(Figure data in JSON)
********

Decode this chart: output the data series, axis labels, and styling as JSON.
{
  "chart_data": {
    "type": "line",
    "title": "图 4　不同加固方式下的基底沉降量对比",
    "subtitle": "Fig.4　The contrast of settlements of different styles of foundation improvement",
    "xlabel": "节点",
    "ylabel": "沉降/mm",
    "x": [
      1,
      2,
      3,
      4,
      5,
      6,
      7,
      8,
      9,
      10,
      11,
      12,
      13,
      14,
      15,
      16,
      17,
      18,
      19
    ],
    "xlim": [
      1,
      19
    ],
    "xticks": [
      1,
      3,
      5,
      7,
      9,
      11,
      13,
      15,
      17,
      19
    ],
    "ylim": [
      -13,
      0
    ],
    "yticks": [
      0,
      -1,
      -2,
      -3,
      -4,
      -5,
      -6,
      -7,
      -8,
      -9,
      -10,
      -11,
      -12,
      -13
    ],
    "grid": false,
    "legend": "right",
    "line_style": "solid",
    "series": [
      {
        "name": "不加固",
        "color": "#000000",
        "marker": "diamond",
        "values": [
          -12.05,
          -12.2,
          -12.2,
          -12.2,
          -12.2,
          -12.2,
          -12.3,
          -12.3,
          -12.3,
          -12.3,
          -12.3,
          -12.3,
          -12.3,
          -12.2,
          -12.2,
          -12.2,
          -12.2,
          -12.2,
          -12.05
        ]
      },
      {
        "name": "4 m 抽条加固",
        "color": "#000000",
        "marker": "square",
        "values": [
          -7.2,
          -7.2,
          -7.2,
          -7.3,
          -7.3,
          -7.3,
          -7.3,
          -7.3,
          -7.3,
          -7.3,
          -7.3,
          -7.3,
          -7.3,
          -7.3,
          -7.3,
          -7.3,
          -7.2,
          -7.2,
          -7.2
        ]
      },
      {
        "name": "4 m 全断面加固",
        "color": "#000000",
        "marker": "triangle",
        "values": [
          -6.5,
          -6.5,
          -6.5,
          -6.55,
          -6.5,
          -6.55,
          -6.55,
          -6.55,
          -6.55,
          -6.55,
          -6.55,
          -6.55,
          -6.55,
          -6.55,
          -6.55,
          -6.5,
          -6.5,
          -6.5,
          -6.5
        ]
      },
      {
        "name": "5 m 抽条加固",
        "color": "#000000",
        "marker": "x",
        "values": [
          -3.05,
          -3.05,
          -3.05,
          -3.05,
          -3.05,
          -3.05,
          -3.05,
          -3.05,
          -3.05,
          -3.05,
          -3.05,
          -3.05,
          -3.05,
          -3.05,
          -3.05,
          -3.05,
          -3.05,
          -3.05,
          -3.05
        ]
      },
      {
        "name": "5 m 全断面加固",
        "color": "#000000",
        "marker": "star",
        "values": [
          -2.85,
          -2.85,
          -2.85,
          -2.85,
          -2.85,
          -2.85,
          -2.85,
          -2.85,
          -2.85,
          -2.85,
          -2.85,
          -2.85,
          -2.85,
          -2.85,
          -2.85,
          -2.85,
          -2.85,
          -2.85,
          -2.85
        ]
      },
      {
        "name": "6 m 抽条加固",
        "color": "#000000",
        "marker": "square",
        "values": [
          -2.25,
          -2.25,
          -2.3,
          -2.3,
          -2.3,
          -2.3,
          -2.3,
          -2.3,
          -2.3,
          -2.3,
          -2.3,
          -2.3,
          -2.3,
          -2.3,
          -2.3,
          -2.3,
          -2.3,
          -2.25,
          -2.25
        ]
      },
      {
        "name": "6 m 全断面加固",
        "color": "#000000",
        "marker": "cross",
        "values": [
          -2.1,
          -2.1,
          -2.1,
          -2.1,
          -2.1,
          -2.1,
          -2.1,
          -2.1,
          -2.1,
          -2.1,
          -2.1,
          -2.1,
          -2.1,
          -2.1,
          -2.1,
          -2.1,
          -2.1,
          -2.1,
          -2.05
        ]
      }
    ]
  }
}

********

### Instruction
Copy and report every line where the word "marker" is present.

### Full output
        "marker": "diamond",
        "marker": "square",
        "marker": "triangle",
        "marker": "x",
        "marker": "star",
        "marker": "square",
        "marker": "cross",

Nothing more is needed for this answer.